Extend the opinion piece on Florida government transparency during the COVID-19 crisis, picking up after its final paragraph.

• _SOURCE PASSAGE_:

[Start of section]

The Daytona Beach News-Journal by Pamela C. Marsh, President of First Amendment Foundation
April 15, 2020
If you aspired to be a great leader, would you send your team into harm’s way with incomplete or inaccurate information? What would happen if you withheld important facts that could have saved lives or changed the outcome? When your team discovered, while in this dangerous situation, that you knew information and didn’t share it with them, they would stop trusting you. You would not be a great leader. You would be a failure.
While the nation has been distracted by handwashing and empty aisles of toilet paper, many of our leaders, even our governor, refuse to provide crucial, public information. Not only does this violate our constitutional rights, it’s a matter of life and death. We must have accurate information to make decisions, to care for loved ones, and to get to the other side of this COVID-19 crisis with any trust in government.
Gov. Ron DeSantis is CEO atop the nation’s third most populous state. He should lead by example in the sunshine, with transparency, especially regarding elder care and public safety. The state should release records that would show which long-term care facilities have active COVID-19 cases, but it hasn’t. Instead, we find stronger leadership in places like Pensacola, where Mayor Grover Robinson called for the state to disclose nursing home data. Mayor Robinson was soon joined in his call for transparency by Volusia County Sheriff Mike Chitwood, who feared for the safety of first responders arriving at nursing homes without full information.
The same requirements for transparency apply to local governments. On March 20, 2020, Governor DeSantis issued Executive Order 20-69, which allows local governments to satisfy a quorum required to conduct business by telephone or internet. Based upon the sound advice of our attorney general, Governor DeSantis made the right decision to allow local leaders to meet safely, remotely and openly.
But EO 20-69 does not allow government to conduct business without prior public notice and public participation. All open government “sunshine” laws and public records laws remain unchanged. They are constitutional and, thankfully, cannot be altered by executive order.
Let me make this clear, your county and city commissions and other government bodies may now meet by telephone or video conferencing platforms, but they must let you know when and how they are meeting. (Pensacola and Miami, among others, are making admirable efforts to keep citizens informed.) And they must provide you with a way — and better yet, multiple ways — to submit questions and comments regarding the issues discussed.

[End of section]

• _SOURCE INFORMATION_:
[Start of section]

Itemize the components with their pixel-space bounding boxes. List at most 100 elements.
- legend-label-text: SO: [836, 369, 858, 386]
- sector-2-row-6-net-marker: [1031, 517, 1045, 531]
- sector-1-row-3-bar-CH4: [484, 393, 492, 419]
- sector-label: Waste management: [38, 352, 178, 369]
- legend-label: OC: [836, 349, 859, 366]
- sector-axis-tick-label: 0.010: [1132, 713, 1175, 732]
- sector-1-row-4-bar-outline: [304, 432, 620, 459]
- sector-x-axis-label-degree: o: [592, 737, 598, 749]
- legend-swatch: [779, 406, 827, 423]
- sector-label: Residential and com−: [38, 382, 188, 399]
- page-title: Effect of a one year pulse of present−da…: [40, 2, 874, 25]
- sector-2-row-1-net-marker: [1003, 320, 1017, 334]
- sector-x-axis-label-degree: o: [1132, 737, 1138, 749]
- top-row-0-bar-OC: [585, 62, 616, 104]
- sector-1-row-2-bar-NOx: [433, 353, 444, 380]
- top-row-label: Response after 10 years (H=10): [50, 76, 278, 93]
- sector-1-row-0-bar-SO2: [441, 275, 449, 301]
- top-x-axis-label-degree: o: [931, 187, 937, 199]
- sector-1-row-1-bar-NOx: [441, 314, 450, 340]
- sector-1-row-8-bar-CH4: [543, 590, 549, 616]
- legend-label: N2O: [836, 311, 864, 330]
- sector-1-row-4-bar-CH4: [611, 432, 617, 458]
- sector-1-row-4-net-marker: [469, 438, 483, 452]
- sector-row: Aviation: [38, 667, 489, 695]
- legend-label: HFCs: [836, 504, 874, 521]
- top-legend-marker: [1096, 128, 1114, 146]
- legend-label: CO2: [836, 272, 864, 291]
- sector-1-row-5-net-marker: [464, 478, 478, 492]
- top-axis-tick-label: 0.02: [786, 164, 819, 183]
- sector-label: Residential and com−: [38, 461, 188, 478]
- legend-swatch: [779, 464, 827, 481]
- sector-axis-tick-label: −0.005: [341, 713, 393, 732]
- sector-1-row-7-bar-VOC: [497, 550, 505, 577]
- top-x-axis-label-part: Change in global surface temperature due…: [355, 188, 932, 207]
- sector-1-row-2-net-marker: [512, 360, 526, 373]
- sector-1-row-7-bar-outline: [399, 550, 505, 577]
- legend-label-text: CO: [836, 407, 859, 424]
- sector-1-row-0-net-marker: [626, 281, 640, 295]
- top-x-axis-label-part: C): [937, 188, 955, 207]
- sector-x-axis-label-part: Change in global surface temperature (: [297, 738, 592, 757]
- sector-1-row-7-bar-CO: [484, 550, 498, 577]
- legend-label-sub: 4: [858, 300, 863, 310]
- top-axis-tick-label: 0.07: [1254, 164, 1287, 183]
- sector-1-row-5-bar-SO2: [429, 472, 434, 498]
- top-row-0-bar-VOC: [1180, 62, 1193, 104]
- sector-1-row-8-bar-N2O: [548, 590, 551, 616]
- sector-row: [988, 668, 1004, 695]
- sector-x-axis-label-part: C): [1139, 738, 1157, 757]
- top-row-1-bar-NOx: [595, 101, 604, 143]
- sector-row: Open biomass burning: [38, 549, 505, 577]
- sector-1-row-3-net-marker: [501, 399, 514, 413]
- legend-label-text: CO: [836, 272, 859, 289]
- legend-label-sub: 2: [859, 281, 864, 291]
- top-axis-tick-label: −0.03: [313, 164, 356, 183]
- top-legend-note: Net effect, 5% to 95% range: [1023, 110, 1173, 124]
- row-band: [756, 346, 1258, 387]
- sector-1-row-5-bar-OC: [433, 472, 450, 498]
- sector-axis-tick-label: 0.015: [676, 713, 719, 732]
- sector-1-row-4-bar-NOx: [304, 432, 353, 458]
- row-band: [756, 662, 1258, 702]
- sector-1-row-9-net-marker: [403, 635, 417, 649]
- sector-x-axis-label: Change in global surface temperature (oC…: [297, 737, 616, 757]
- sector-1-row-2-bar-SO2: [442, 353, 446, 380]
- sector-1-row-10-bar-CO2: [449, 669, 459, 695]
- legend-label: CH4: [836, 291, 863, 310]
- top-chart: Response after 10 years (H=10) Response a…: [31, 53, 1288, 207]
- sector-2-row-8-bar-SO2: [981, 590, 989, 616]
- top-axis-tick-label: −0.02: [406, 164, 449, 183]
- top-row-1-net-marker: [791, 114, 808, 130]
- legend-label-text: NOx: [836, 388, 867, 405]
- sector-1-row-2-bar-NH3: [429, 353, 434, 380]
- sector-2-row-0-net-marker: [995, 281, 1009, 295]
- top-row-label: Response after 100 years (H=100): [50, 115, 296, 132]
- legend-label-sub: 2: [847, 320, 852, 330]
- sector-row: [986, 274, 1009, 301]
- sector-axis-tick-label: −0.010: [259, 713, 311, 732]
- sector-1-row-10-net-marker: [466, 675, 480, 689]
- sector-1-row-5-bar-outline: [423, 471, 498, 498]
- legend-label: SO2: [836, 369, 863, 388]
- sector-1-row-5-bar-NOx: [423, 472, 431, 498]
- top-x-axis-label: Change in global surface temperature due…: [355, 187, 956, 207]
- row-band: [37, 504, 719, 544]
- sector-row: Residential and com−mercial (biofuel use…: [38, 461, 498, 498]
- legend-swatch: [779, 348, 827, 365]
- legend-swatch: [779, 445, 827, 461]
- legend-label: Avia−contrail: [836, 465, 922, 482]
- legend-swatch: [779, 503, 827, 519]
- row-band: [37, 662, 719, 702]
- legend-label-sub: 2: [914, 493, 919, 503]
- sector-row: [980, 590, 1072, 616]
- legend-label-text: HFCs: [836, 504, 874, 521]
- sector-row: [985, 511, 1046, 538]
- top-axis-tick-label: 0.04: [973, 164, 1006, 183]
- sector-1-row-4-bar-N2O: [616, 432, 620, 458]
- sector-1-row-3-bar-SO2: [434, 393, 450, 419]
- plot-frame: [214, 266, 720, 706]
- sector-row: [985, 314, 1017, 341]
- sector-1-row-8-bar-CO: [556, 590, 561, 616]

[End of section]

• _RESPONSE_:
At the First Amendment Foundation, we are trying to keep track. On our website — www.floridafaf.org — we are tracking how local governments are meeting. Are they meeting openly in the sunshine, as required by law — or are they meeting in the dark, making important decisions without notice and without the people who elected them?
When state and local governments make decisions without full public participation and voice, our First Amendment right to free speech is violated.
Maybe it is unfair for me to criticize, working remotely from the safety of my home. However, like all of you, I have skin in this game, too. Every single one of us has connections and losses: deaths and illness of friends and family when you aren’t allowed to hold their hands, loved ones you can’t visit in nursing homes, job losses, health insurance costs, savings depleted, unemployment system and federal loan application failures — leaving us with fear and anxiety in our isolation.
This is a time when we should not assume we understand the worries and stresses another person carries. This is a time for compassion and connection.
It is also a time for accurate information and awareness.
So this is what I ask of you: Pay attention to what your government is doing; read and support the state’s newspapers and investigative reporters, and help us help you. You can see our government tracking data at www.floridafaf.org, and you can help us keep our information up to date by emailing us at info@floridafaf.org or by calling our hotline at 1-800-337-3518. We won’t survive this without you and without government oversight.
And just a direct word to Gov. DeSantis and his staff: The First Amendment Foundation wants to be a resource, not an adversary. The media does not have to be your enemy. Together, we can help you provide accurate, life-saving information.
We want to know which nursing homes and assisted living facilities have COVID cases. We don’t ask for personal patient information, just general names of nursing homes with positive cases. When families know the truth, they make better decisions and cope better with outcomes.
We want to know which prisons have cases, for the same reason.
We want accurate information about the number of available hospital beds and ventilators in our counties. We want to know the truth about Florida’s unemployment numbers, health insurance gaps and food distribution. How can we help our communities if we don’t know the truth about its needs?
If you begin to lead our entire state by example, with total transparency, only then will you have our trust as a leader.